- **TO BE DONE**
Type every record exactly as it appears.

- **Dataset entries on figures**
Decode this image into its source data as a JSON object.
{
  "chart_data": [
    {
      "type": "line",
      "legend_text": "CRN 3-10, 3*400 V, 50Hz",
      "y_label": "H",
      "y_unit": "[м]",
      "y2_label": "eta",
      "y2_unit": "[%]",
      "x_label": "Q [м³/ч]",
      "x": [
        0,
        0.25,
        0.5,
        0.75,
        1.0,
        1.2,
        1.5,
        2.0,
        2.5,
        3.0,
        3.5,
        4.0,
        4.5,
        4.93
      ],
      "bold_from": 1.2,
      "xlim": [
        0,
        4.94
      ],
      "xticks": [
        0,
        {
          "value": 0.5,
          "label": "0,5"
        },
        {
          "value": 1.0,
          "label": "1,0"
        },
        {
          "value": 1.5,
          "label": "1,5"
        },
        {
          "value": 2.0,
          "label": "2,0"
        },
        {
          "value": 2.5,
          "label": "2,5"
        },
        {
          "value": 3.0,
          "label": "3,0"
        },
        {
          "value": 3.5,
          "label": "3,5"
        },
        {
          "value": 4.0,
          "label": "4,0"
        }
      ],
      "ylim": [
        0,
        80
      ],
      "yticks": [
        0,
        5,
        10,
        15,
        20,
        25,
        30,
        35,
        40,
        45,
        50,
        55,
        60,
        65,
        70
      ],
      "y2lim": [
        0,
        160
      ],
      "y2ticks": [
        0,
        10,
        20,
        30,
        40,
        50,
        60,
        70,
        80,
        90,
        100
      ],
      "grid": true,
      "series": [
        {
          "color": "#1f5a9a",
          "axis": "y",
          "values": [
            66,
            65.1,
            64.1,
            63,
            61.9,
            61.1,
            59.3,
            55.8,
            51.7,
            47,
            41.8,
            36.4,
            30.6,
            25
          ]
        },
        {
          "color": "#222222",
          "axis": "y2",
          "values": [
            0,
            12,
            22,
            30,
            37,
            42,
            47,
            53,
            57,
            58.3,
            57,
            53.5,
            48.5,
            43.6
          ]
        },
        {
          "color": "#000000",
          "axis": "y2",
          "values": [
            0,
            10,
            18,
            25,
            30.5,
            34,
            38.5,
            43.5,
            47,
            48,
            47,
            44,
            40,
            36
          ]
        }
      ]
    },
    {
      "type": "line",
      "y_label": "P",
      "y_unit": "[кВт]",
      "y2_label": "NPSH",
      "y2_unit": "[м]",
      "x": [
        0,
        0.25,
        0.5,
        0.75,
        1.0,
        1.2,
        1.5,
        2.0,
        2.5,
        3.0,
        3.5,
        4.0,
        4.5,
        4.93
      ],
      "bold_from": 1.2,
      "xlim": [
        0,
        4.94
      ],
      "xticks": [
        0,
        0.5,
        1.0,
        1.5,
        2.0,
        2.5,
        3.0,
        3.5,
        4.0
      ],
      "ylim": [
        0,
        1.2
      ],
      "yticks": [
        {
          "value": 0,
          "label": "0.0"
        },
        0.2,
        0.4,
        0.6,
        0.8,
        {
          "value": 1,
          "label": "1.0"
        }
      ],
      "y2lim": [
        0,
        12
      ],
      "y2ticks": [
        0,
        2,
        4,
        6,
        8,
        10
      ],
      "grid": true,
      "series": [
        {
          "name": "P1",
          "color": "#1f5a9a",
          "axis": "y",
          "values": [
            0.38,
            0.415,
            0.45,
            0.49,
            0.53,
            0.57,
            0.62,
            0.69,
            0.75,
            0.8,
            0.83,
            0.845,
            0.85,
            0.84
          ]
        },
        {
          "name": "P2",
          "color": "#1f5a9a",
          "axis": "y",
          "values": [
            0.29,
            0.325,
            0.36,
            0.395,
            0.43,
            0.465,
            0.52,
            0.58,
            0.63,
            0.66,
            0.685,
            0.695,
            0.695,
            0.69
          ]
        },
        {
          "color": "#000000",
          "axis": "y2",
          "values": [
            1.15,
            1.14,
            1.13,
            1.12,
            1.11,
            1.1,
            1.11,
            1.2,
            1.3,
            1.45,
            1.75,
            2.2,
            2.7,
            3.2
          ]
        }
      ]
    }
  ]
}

- **RESULT OF THIS TASK**
Decode this image into its source data as a JSON object.
{
  "chart_data": [
    {
      "type": "line",
      "legend_text": "CRN 3-10, 3*400 V, 50Hz",
      "y_label": "H",
      "y_unit": "[м]",
      "y2_label": "eta",
      "y2_unit": "[%]",
      "x_label": "Q [м³/ч]",
      "x": [
        0,
        0.25,
        0.5,
        0.75,
        1.0,
        1.2,
        1.5,
        2.0,
        2.5,
        3.0,
        3.5,
        4.0,
        4.5,
        4.93
      ],
      "bold_from": 1.2,
      "xlim": [
        0,
        4.94
      ],
      "xticks": [
        0,
        {
          "value": 0.5,
          "label": "0,5"
        },
        {
          "value": 1.0,
          "label": "1,0"
        },
        {
          "value": 1.5,
          "label": "1,5"
        },
        {
          "value": 2.0,
          "label": "2,0"
        },
        {
          "value": 2.5,
          "label": "2,5"
        },
        {
          "value": 3.0,
          "label": "3,0"
        },
        {
          "value": 3.5,
          "label": "3,5"
        },
        {
          "value": 4.0,
          "label": "4,0"
        }
      ],
      "ylim": [
        0,
        80
      ],
      "yticks": [
        0,
        5,
        10,
        15,
        20,
        25,
        30,
        35,
        40,
        45,
        50,
        55,
        60,
        65,
        70
      ],
      "y2lim": [
        0,
        160
      ],
      "y2ticks": [
        0,
        10,
        20,
        30,
        40,
        50,
        60,
        70,
        80,
        90,
        100
      ],
      "grid": true,
      "series": [
        {
          "color": "#1f5a9a",
          "axis": "y",
          "values": [
            66,
            65.1,
            64.1,
            63,
            61.9,
            61.1,
            59.3,
            55.8,
            51.7,
            47,
            41.8,
            36.4,
            30.6,
            25
          ]
        },
        {
          "color": "#222222",
          "axis": "y2",
          "values": [
            0,
            12,
            22,
            30,
            37,
            42,
            47,
            53,
            57,
            58.3,
            57,
            53.5,
            48.5,
            43.6
          ]
        },
        {
          "color": "#000000",
          "axis": "y2",
          "values": [
            0,
            10,
            18,
            25,
            30.5,
            34,
            38.5,
            43.5,
            47,
            48,
            47,
            44,
            40,
            36
          ]
        }
      ]
    },
    {
      "type": "line",
      "y_label": "P",
      "y_unit": "[кВт]",
      "y2_label": "NPSH",
      "y2_unit": "[м]",
      "x": [
        0,
        0.25,
        0.5,
        0.75,
        1.0,
        1.2,
        1.5,
        2.0,
        2.5,
        3.0,
        3.5,
        4.0,
        4.5,
        4.93
      ],
      "bold_from": 1.2,
      "xlim": [
        0,
        4.94
      ],
      "xticks": [
        0,
        0.5,
        1.0,
        1.5,
        2.0,
        2.5,
        3.0,
        3.5,
        4.0
      ],
      "ylim": [
        0,
        1.2
      ],
      "yticks": [
        {
          "value": 0,
          "label": "0.0"
        },
        0.2,
        0.4,
        0.6,
        0.8,
        {
          "value": 1,
          "label": "1.0"
        }
      ],
      "y2lim": [
        0,
        12
      ],
      "y2ticks": [
        0,
        2,
        4,
        6,
        8,
        10
      ],
      "grid": true,
      "series": [
        {
          "name": "P1",
          "color": "#1f5a9a",
          "axis": "y",
          "values": [
            0.38,
            0.415,
            0.45,
            0.49,
            0.53,
            0.57,
            0.62,
            0.69,
            0.75,
            0.8,
            0.83,
            0.845,
            0.85,
            0.84
          ]
        },
        {
          "name": "P2",
          "color": "#1f5a9a",
          "axis": "y",
          "values": [
            0.29,
            0.325,
            0.36,
            0.395,
            0.43,
            0.465,
            0.52,
            0.58,
            0.63,
            0.66,
            0.685,
            0.695,
            0.695,
            0.69
          ]
        },
        {
          "color": "#000000",
          "axis": "y2",
          "values": [
            1.15,
            1.14,
            1.13,
            1.12,
            1.11,
            1.1,
            1.11,
            1.2,
            1.3,
            1.45,
            1.75,
            2.2,
            2.7,
            3.2
          ]
        }
      ]
    }
  ]
}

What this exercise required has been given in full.